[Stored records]
========================================
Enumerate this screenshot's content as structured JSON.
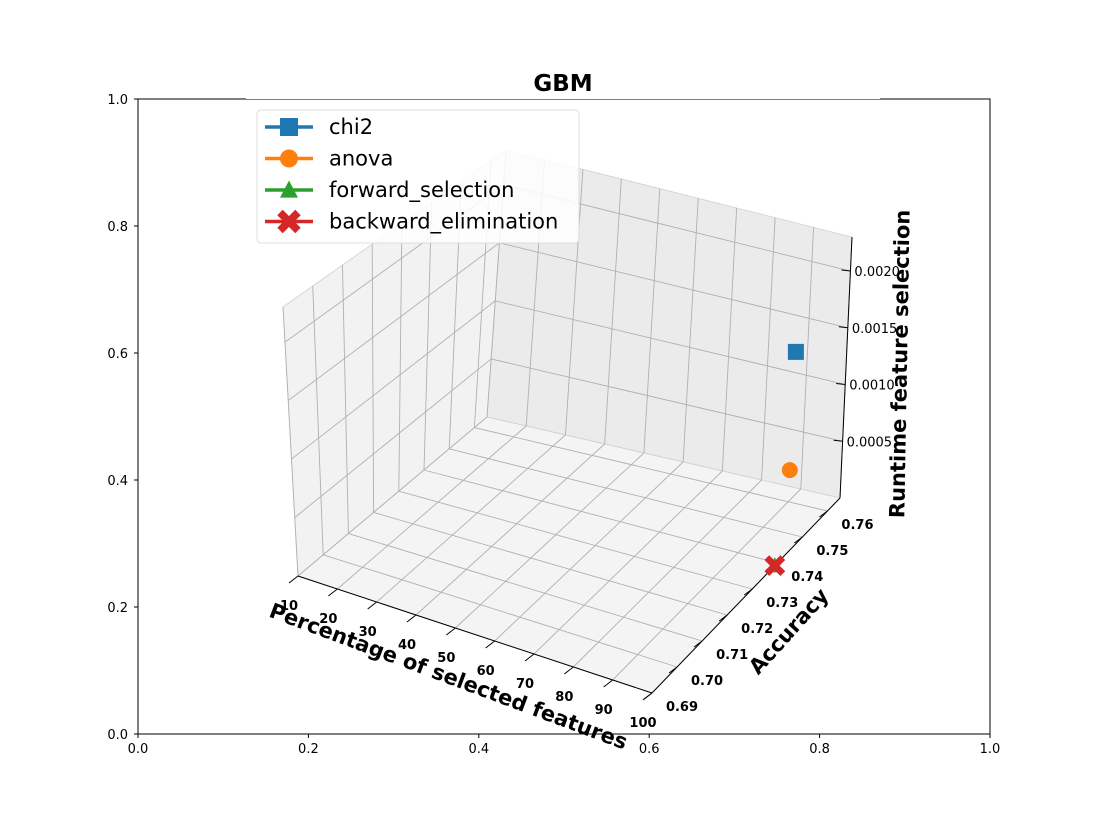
{
  "chart_data": {
    "type": "scatter",
    "projection": "3d",
    "title": "GBM",
    "xlabel": "Percentage of selected features",
    "ylabel": "Accuracy",
    "zlabel": "Runtime feature selection",
    "xticks": [
      "10",
      "20",
      "30",
      "40",
      "50",
      "60",
      "70",
      "80",
      "90",
      "100"
    ],
    "yticks": [
      "0.69",
      "0.70",
      "0.71",
      "0.72",
      "0.73",
      "0.74",
      "0.75",
      "0.76"
    ],
    "zticks": [
      "0.0005",
      "0.0010",
      "0.0015",
      "0.0020"
    ],
    "xlim": [
      10,
      100
    ],
    "ylim": [
      0.69,
      0.765
    ],
    "zlim": [
      0.0,
      0.0023
    ],
    "legend_position": "upper-left",
    "grid": true,
    "series": [
      {
        "name": "chi2",
        "marker": "square",
        "color": "#1f77b4",
        "points": [
          {
            "x": 100,
            "y": 0.745,
            "z": 0.00173
          }
        ]
      },
      {
        "name": "anova",
        "marker": "circle",
        "color": "#ff7f0e",
        "points": [
          {
            "x": 100,
            "y": 0.744,
            "z": 0.00072
          }
        ]
      },
      {
        "name": "forward_selection",
        "marker": "triangle",
        "color": "#2ca02c",
        "points": [
          {
            "x": 100,
            "y": 0.739,
            "z": 0.0
          }
        ]
      },
      {
        "name": "backward_elimination",
        "marker": "x",
        "color": "#d62728",
        "points": [
          {
            "x": 100,
            "y": 0.739,
            "z": 0.0
          }
        ]
      }
    ],
    "background_axes": {
      "xticks": [
        "0.0",
        "0.2",
        "0.4",
        "0.6",
        "0.8",
        "1.0"
      ],
      "yticks": [
        "0.0",
        "0.2",
        "0.4",
        "0.6",
        "0.8",
        "1.0"
      ]
    }
  }
}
========================================
[EXERCISE REQUIREMENTS] List each line of the entries that holds the string "color".

[RESULT OF THE TASK]
        "color": "#1f77b4",
        "color": "#ff7f0e",
        "color": "#2ca02c",
        "color": "#d62728",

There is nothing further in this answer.